毎週金曜日夕方掲載
本レポートに掲載した銘柄:任天堂(7974)、ソニー(6758)
1.新型コロナウイルス感染症の影響は長期化するか
今回は巣ごもり消費と家庭用ゲームについてレポートします。銘柄は任天堂とソニーです。
まず、新型コロナウイルス禍が長期化するかどうかを考えてみたいと思います。結論を先に言えば、現在開発中のワクチンが大成功すれば別ですが、そうでない場合は、年内には終息せずに来年も大きな影響が続く可能性が高いと思われます。終息には短い場合で2~3年、5年以上かかる場合もあり得ると思われます。
このように考える理由は次の通りです。
1)治療法が確立されておらず、特効薬がない
医療現場の努力で治療法は洗練されてきたとは思われますが、完全に確立されたわけではないと思われます。治療薬も既存薬の転用について臨床試験を行っているところであり、新規の開発も含めて時間がかかりそうです。
2)ワクチンが完成しても、大勢の人に対して効果があるとは限らない
現在開発中のワクチンの中では、米モデルナと米ファイザーが開発中のワクチンが有望と言われています。いずれもフェーズ3の段階であり、3万人規模の治験を行いますが、臨床試験が成功して上市した後、実際に患者に打つ場合、数百万人から数千万人、いずれは数億人規模に投与することになります。その場合、臨床試験とは違う結果、効き方が鈍い、未知の副作用が出たなどの異常が発生する可能性は否定できません。一般論で言えば、新薬の場合、上市して1~2年で副作用がほぼ出尽くしますが、その間は副作用のリスクがあることは否めないと思われます。
また、ワクチンの効き方と副作用は人種や民族によっても異なる場合があります。
3)ウイルスが遺伝子変異を経て枝分かれしており、一つのワクチンが全てのウイルスに適応できるとは限らない
現在のところ、大きな枝が4系統あり、日本ではさらに1系統発生していると報告されています。また、枝分かれが今後どの程度進むのかもわかりません。
4)対策を十分講じようとしない企業、学校、国が感染源あるいは感染要因になっている
新型コロナウイルス感染症がこれだけ大きな問題になっても、十分な対策を講じない企業が一定の比率であるようです。集団行動、集団生活は止めるべきですが、そうしようとしない学校があり、実際に感染クラスターが発生しています。国は国でテレワークを推奨しておきながら、一方で「Go Toキャンペーン」を行っており、逆方向の効果が出ていると思われます。日本全体では依然として感染源、感染要因が少なからずある状態です。
5)過度の楽観論が出ている
新型コロナウイルスは、重症者は一部で、感染者の多くが無症状者、軽症者です。また、日本では諸外国に比べて死亡率が低くなっています。グラフ1~3を見ると、感染第2波が日本と米国では収束に向かっており、英国では第2波を抑え込んだように見受けられます。
そのためと考えられますが、新型コロナウイルスに対する楽観論がでています。インフルエンザと同程度の脅威しかないとか、既に日本では集団免疫が成立しているなどの見方です。
インフルエンザには安全なワクチンと治療薬があるため、新型コロナウイルスとは比較対象になりません。免疫については不明な点が多く、一度感染したら二度と感染しないのか、はっきりとしていません(抗体が形成されても、それが急速に減少する、あるいは抗体が形成されてもそれが効かないなどの現象が報告されています)。
————
**作業課題 A**
参照文書で、新型コロナウイルス禍が長期化すると考える理由として番号付きで挙げられている見出しをすべて書き出してください。
**作業課題 B**
参照文書の内容に基づき、次の問いにそれぞれ答えてください。
(i) 米モデルナと米ファイザーが開発中のワクチンの治験は何人規模で行われますか。
(ii) 一般論として、新薬の副作用は上市後どれくらいでほぼ出尽くすとされていますか。
(iii) ウイルスの大きな枝は現在何系統あると報告されていますか。
エントリは参照しなくても問題ありません。
————
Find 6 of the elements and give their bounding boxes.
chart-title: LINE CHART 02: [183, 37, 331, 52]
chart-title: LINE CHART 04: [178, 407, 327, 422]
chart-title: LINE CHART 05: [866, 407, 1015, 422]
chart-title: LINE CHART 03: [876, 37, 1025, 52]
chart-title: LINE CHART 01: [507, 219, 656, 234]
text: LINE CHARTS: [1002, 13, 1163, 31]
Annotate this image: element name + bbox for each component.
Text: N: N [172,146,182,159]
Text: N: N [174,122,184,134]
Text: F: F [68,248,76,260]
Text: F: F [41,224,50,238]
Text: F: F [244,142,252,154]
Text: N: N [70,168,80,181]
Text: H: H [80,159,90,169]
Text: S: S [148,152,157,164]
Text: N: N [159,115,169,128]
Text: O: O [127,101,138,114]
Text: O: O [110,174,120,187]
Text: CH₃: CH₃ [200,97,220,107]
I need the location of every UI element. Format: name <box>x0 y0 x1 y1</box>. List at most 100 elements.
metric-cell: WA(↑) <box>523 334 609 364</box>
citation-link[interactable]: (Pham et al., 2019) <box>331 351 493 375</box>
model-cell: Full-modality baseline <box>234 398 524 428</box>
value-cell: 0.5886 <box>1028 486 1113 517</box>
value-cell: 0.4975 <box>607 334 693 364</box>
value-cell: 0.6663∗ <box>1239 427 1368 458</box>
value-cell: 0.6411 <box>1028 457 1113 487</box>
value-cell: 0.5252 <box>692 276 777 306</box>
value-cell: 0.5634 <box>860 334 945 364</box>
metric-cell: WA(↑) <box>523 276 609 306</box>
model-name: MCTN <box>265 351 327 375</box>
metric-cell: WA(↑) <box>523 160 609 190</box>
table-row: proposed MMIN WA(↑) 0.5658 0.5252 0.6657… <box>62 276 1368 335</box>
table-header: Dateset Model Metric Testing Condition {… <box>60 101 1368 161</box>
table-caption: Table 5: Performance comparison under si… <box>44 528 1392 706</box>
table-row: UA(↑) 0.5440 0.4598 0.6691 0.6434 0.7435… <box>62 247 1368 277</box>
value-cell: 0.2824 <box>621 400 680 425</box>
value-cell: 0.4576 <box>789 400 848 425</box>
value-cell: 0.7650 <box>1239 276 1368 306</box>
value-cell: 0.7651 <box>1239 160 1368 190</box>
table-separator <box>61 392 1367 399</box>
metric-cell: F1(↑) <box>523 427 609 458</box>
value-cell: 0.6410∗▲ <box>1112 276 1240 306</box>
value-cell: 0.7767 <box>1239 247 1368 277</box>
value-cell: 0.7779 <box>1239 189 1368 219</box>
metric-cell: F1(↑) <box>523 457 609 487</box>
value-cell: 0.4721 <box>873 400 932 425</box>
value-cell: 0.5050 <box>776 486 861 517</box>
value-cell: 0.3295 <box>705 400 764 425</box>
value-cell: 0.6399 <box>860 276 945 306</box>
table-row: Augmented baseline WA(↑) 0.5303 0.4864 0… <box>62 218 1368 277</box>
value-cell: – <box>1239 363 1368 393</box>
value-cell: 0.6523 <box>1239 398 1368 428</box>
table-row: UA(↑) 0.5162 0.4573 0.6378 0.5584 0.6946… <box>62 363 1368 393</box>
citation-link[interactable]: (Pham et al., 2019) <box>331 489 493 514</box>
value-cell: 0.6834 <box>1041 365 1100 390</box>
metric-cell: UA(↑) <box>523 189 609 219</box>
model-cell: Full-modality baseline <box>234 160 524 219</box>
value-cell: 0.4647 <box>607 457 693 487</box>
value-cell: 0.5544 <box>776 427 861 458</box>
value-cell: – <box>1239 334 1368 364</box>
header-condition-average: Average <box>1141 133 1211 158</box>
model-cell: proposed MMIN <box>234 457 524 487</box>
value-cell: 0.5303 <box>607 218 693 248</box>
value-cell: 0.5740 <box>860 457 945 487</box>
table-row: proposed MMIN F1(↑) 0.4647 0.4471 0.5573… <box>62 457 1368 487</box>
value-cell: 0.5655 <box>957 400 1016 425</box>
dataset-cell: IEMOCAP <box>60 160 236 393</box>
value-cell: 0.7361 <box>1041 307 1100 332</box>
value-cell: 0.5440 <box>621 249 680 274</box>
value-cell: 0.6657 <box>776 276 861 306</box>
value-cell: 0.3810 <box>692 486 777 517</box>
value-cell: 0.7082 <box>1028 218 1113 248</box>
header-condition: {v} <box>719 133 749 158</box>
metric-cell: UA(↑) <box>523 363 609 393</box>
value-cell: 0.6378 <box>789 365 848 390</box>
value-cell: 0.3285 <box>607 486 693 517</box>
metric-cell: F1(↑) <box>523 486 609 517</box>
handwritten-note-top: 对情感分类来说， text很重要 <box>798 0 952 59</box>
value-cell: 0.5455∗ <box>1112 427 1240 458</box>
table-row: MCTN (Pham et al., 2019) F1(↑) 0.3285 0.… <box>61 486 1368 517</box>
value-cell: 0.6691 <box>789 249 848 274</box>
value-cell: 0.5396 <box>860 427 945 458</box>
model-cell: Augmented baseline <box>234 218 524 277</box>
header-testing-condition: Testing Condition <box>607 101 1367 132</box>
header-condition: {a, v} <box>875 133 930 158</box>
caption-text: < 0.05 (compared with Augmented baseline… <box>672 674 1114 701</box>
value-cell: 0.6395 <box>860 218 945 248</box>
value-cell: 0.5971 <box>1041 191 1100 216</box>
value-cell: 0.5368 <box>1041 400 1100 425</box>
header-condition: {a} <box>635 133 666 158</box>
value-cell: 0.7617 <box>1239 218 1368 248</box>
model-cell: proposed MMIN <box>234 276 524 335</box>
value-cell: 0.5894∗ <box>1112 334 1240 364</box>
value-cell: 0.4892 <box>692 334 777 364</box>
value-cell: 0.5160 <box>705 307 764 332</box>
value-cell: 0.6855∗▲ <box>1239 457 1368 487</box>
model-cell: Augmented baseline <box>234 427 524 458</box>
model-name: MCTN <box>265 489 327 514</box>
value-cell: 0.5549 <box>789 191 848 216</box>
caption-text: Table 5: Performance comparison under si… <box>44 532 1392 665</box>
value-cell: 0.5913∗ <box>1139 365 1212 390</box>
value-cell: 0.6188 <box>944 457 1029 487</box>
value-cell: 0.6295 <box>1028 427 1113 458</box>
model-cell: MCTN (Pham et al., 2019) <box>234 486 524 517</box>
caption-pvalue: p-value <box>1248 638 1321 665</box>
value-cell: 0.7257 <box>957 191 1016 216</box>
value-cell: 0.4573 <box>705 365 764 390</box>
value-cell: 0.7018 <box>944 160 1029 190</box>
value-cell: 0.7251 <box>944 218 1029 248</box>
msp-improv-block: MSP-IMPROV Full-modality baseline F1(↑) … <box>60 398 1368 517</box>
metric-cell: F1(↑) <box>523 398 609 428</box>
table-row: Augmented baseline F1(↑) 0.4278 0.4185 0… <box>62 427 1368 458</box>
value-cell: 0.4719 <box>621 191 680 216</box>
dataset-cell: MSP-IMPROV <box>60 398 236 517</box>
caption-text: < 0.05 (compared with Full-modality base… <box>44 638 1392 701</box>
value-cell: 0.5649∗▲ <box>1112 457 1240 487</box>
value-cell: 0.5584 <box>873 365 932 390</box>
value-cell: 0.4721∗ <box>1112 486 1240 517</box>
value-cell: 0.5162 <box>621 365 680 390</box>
————
**想定解答 A**
1)治療法が確立されておらず、特効薬がない
2)ワクチンが完成しても、大勢の人に対して効果があるとは限らない
3)ウイルスが遺伝子変異を経て枝分かれしており、一つのワクチンが全てのウイルスに適応できるとは限らない
4)対策を十分講じようとしない企業、学校、国が感染源あるいは感染要因になっている
5)過度の楽観論が出ている

**想定解答 B**
(i) 3万人規模です。
(ii) 1~2年です。
(iii) 4系統です(日本ではさらに1系統が発生していると報告されています)。